Data entries ::

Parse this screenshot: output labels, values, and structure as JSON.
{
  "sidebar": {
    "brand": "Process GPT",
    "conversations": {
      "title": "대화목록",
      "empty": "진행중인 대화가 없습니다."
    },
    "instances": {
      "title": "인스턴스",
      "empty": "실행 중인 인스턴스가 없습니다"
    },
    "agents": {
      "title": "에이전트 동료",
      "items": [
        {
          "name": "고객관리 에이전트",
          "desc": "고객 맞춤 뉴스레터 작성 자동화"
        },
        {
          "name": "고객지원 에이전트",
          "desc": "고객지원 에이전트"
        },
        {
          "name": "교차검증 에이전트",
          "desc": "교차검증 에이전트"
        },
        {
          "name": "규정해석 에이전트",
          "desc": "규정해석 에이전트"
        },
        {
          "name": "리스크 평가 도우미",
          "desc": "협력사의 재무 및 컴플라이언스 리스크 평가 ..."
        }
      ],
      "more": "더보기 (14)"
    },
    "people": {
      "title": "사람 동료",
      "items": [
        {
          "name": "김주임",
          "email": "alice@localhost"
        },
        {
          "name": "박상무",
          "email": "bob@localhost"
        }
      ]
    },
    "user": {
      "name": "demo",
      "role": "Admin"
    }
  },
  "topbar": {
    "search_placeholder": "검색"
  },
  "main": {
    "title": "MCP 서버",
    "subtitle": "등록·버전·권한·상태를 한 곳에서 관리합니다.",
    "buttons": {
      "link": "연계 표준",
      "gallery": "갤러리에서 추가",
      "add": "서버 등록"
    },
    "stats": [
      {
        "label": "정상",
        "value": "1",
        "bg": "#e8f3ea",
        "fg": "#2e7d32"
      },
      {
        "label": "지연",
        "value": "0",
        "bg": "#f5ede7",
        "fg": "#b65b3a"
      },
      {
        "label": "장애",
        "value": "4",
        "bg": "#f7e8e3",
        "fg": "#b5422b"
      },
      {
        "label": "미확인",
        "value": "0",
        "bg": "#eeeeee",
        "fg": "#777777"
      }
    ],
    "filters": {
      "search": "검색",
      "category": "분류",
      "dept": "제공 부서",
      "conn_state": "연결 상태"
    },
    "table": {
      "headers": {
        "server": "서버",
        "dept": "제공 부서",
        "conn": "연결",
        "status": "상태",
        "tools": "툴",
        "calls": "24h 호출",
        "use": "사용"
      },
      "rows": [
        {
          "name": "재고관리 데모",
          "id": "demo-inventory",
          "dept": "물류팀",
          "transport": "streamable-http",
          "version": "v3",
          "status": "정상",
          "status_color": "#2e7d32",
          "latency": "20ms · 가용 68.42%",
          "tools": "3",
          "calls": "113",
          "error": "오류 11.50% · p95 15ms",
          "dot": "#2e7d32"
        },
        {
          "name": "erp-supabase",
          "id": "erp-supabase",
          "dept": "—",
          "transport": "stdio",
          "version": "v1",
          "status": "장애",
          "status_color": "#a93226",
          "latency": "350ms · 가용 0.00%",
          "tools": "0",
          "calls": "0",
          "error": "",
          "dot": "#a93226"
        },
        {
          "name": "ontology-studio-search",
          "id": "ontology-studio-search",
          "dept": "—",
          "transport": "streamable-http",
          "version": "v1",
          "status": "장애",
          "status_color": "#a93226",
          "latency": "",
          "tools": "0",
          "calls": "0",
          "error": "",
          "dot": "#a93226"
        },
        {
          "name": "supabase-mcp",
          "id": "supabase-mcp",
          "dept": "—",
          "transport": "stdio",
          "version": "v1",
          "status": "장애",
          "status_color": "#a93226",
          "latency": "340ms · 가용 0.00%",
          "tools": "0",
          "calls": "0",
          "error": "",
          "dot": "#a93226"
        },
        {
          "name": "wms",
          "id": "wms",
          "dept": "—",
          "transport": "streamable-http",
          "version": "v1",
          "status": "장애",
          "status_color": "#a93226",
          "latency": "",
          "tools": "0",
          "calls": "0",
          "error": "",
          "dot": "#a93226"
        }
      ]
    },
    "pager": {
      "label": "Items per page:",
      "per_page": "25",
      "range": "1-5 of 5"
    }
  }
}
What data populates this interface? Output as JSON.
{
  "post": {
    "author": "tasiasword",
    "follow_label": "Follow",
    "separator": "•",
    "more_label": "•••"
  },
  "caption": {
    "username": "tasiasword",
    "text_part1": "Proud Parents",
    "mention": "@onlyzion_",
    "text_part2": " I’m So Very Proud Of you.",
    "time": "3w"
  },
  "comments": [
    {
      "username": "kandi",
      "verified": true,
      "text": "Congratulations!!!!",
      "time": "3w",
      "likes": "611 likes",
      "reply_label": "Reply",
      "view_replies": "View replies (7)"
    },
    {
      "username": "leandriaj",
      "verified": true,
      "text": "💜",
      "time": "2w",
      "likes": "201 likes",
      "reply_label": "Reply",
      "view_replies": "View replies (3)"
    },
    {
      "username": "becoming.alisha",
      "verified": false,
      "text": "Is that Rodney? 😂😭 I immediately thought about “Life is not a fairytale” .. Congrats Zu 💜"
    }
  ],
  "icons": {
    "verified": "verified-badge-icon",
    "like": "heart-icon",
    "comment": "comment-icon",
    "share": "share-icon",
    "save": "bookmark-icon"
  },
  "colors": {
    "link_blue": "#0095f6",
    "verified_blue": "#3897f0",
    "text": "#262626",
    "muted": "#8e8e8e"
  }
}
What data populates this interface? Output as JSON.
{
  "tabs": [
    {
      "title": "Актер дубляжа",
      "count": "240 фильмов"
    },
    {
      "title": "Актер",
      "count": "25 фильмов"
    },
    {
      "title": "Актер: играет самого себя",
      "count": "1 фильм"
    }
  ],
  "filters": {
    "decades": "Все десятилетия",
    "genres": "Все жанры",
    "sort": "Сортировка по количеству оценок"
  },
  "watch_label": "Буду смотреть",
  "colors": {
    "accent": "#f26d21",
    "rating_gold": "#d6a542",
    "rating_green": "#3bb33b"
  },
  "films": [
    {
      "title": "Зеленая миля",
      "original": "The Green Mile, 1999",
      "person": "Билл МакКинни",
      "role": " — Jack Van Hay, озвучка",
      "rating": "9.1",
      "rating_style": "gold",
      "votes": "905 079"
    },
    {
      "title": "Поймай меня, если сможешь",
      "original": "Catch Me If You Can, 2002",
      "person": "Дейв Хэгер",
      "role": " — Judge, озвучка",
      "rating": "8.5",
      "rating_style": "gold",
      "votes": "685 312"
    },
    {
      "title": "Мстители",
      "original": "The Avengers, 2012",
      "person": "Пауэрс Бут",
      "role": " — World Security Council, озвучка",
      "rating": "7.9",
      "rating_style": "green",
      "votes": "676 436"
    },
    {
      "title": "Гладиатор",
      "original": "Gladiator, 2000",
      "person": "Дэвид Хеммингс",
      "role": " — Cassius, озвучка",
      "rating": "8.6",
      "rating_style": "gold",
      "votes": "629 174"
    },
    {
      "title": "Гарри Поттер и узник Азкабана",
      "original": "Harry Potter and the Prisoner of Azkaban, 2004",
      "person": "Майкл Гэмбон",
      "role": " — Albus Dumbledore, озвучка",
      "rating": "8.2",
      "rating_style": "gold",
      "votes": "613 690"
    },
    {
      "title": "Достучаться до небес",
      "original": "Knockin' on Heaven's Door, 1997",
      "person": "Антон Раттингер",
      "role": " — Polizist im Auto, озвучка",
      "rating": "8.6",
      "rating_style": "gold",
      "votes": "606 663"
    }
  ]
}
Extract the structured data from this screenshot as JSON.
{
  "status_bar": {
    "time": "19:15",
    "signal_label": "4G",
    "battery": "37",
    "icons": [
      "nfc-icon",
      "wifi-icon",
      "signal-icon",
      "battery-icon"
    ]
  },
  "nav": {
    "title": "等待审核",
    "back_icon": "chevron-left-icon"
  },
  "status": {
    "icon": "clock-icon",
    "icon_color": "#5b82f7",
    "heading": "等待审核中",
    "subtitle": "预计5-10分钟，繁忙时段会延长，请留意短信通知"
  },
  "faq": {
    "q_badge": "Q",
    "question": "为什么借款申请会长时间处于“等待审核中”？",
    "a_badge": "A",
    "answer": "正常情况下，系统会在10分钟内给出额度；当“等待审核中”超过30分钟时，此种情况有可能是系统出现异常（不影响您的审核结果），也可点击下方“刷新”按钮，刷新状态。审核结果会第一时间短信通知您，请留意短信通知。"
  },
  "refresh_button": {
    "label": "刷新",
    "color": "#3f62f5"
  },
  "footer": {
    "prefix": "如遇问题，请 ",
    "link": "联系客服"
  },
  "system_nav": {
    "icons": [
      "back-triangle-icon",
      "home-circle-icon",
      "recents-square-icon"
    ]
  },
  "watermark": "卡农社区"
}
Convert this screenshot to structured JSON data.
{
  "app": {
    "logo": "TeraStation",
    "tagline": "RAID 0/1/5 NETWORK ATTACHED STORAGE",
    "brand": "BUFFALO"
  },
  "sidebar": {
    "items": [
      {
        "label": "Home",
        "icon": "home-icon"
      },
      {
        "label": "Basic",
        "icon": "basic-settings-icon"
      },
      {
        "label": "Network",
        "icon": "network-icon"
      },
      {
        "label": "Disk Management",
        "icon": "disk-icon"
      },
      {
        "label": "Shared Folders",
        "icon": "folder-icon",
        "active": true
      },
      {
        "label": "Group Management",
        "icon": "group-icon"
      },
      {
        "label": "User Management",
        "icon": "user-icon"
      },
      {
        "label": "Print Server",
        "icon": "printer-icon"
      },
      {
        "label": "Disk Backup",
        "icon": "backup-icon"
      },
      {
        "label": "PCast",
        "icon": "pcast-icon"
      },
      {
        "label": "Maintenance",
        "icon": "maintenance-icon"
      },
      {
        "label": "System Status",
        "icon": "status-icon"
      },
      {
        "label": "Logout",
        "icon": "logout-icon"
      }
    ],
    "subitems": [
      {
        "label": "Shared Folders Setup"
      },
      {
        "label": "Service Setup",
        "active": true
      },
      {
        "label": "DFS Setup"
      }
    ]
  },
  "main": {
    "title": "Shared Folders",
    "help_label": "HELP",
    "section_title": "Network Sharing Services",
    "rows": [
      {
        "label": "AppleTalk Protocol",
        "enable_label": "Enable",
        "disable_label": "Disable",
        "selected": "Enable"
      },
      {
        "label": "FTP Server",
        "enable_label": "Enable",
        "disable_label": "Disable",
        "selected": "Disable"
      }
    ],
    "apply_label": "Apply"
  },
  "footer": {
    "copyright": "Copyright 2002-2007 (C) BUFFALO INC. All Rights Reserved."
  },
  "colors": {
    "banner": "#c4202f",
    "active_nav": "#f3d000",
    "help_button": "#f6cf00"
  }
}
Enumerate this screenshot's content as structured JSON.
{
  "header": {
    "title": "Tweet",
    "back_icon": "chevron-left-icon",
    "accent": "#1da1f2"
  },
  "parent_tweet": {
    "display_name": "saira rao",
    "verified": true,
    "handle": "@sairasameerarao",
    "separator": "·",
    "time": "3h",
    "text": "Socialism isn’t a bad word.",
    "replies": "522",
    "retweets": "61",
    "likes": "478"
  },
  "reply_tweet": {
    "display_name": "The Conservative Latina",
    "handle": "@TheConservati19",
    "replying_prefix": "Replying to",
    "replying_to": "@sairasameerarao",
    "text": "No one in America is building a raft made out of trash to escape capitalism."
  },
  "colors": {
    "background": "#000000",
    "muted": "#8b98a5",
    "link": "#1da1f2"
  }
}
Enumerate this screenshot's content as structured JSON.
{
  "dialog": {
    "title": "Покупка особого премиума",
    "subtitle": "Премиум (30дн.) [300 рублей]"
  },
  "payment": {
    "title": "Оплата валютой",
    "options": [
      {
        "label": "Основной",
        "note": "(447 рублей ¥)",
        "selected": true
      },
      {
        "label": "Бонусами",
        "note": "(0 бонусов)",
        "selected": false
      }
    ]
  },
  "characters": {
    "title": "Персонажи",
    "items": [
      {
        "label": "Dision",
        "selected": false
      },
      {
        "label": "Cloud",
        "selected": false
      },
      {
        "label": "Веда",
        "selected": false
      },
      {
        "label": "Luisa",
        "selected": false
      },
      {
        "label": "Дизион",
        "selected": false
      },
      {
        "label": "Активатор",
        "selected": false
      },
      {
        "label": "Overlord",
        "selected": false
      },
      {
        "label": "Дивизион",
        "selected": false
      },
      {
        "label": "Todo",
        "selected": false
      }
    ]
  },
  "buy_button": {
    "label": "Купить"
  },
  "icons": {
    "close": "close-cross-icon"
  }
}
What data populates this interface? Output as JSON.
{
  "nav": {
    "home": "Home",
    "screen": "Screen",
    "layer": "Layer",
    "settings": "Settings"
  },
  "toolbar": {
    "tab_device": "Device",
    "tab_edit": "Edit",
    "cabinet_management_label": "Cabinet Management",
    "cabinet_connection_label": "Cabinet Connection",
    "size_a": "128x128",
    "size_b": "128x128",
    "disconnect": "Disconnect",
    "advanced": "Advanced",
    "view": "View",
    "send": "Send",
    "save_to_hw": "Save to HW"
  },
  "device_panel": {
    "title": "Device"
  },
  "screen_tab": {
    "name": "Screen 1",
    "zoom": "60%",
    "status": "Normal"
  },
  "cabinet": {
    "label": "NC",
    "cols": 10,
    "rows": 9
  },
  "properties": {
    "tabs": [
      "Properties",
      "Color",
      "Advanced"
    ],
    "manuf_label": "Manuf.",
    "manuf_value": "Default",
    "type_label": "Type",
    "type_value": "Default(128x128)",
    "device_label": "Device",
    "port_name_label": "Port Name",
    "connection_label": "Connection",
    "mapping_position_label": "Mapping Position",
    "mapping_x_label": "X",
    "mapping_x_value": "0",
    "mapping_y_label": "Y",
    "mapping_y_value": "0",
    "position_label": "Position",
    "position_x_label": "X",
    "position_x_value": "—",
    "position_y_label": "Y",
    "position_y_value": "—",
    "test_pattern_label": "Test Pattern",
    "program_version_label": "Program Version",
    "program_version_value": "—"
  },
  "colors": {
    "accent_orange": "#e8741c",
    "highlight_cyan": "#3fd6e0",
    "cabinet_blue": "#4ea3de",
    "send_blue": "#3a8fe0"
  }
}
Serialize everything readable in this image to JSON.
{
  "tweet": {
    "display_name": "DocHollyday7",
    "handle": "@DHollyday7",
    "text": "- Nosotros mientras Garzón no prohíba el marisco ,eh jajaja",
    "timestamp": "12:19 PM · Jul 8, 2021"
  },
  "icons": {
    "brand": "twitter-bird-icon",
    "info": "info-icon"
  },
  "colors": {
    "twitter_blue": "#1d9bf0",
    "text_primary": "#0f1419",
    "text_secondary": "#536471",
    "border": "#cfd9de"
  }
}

What you are asked to do ::
Go through the records above and copy every line with the word "likes".

Solution to the exercise ::
      "likes": "611 likes",
      "likes": "201 likes",
    "likes": "478"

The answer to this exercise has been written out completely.